Start of Extracted information
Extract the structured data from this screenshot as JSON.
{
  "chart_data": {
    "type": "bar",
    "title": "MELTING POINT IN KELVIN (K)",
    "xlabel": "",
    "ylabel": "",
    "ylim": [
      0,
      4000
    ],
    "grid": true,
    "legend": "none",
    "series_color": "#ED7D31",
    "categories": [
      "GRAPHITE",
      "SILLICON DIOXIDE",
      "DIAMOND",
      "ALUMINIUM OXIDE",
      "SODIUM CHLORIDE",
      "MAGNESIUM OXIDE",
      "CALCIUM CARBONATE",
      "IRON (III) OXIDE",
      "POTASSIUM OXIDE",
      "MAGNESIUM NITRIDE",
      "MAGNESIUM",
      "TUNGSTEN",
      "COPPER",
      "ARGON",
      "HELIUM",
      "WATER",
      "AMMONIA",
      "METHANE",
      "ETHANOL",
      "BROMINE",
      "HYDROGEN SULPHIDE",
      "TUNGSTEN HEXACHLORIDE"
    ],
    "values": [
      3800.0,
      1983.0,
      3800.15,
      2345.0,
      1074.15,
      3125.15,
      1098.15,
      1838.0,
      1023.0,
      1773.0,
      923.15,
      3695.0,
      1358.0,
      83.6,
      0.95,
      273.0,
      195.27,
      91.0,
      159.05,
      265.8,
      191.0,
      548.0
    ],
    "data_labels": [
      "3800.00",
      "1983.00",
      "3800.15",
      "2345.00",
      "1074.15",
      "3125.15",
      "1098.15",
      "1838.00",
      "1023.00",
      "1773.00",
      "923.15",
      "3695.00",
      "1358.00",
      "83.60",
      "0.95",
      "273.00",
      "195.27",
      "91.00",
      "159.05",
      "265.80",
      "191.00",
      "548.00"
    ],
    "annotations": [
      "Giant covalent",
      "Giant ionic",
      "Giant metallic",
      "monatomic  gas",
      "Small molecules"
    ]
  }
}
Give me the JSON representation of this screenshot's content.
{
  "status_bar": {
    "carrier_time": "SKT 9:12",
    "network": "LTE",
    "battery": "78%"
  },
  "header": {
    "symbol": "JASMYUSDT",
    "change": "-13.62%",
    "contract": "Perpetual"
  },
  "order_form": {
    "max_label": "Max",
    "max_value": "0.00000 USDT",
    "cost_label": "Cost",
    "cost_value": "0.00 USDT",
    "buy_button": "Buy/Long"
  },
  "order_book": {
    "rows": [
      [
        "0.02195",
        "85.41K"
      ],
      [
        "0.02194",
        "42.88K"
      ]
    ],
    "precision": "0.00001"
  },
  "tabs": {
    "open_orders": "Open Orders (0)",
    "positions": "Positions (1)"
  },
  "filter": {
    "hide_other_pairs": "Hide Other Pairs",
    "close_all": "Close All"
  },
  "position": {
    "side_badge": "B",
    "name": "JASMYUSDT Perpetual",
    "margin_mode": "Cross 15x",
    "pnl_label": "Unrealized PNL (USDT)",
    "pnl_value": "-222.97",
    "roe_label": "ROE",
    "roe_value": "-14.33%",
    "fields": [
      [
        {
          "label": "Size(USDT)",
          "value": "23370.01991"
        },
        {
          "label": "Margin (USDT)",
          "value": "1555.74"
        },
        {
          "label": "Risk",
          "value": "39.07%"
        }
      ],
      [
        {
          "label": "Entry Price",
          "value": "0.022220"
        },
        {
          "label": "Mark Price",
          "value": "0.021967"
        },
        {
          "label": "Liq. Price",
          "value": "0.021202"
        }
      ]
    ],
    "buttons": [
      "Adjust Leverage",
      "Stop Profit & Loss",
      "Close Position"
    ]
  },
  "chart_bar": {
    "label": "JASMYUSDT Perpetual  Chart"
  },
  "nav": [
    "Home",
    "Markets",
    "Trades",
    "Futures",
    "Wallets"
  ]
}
End of Extracted information
Written task: Go through the records above and set each one down exactly, please.

Response to this exercise:
Extract the structured data from this screenshot as JSON.
{
  "chart_data": {
    "type": "bar",
    "title": "MELTING POINT IN KELVIN (K)",
    "xlabel": "",
    "ylabel": "",
    "ylim": [
      0,
      4000
    ],
    "grid": true,
    "legend": "none",
    "series_color": "#ED7D31",
    "categories": [
      "GRAPHITE",
      "SILLICON DIOXIDE",
      "DIAMOND",
      "ALUMINIUM OXIDE",
      "SODIUM CHLORIDE",
      "MAGNESIUM OXIDE",
      "CALCIUM CARBONATE",
      "IRON (III) OXIDE",
      "POTASSIUM OXIDE",
      "MAGNESIUM NITRIDE",
      "MAGNESIUM",
      "TUNGSTEN",
      "COPPER",
      "ARGON",
      "HELIUM",
      "WATER",
      "AMMONIA",
      "METHANE",
      "ETHANOL",
      "BROMINE",
      "HYDROGEN SULPHIDE",
      "TUNGSTEN HEXACHLORIDE"
    ],
    "values": [
      3800.0,
      1983.0,
      3800.15,
      2345.0,
      1074.15,
      3125.15,
      1098.15,
      1838.0,
      1023.0,
      1773.0,
      923.15,
      3695.0,
      1358.0,
      83.6,
      0.95,
      273.0,
      195.27,
      91.0,
      159.05,
      265.8,
      191.0,
      548.0
    ],
    "data_labels": [
      "3800.00",
      "1983.00",
      "3800.15",
      "2345.00",
      "1074.15",
      "3125.15",
      "1098.15",
      "1838.00",
      "1023.00",
      "1773.00",
      "923.15",
      "3695.00",
      "1358.00",
      "83.60",
      "0.95",
      "273.00",
      "195.27",
      "91.00",
      "159.05",
      "265.80",
      "191.00",
      "548.00"
    ],
    "annotations": [
      "Giant covalent",
      "Giant ionic",
      "Giant metallic",
      "monatomic  gas",
      "Small molecules"
    ]
  }
}
Give me the JSON representation of this screenshot's content.
{
  "status_bar": {
    "carrier_time": "SKT 9:12",
    "network": "LTE",
    "battery": "78%"
  },
  "header": {
    "symbol": "JASMYUSDT",
    "change": "-13.62%",
    "contract": "Perpetual"
  },
  "order_form": {
    "max_label": "Max",
    "max_value": "0.00000 USDT",
    "cost_label": "Cost",
    "cost_value": "0.00 USDT",
    "buy_button": "Buy/Long"
  },
  "order_book": {
    "rows": [
      [
        "0.02195",
        "85.41K"
      ],
      [
        "0.02194",
        "42.88K"
      ]
    ],
    "precision": "0.00001"
  },
  "tabs": {
    "open_orders": "Open Orders (0)",
    "positions": "Positions (1)"
  },
  "filter": {
    "hide_other_pairs": "Hide Other Pairs",
    "close_all": "Close All"
  },
  "position": {
    "side_badge": "B",
    "name": "JASMYUSDT Perpetual",
    "margin_mode": "Cross 15x",
    "pnl_label": "Unrealized PNL (USDT)",
    "pnl_value": "-222.97",
    "roe_label": "ROE",
    "roe_value": "-14.33%",
    "fields": [
      [
        {
          "label": "Size(USDT)",
          "value": "23370.01991"
        },
        {
          "label": "Margin (USDT)",
          "value": "1555.74"
        },
        {
          "label": "Risk",
          "value": "39.07%"
        }
      ],
      [
        {
          "label": "Entry Price",
          "value": "0.022220"
        },
        {
          "label": "Mark Price",
          "value": "0.021967"
        },
        {
          "label": "Liq. Price",
          "value": "0.021202"
        }
      ]
    ],
    "buttons": [
      "Adjust Leverage",
      "Stop Profit & Loss",
      "Close Position"
    ]
  },
  "chart_bar": {
    "label": "JASMYUSDT Perpetual  Chart"
  },
  "nav": [
    "Home",
    "Markets",
    "Trades",
    "Futures",
    "Wallets"
  ]
}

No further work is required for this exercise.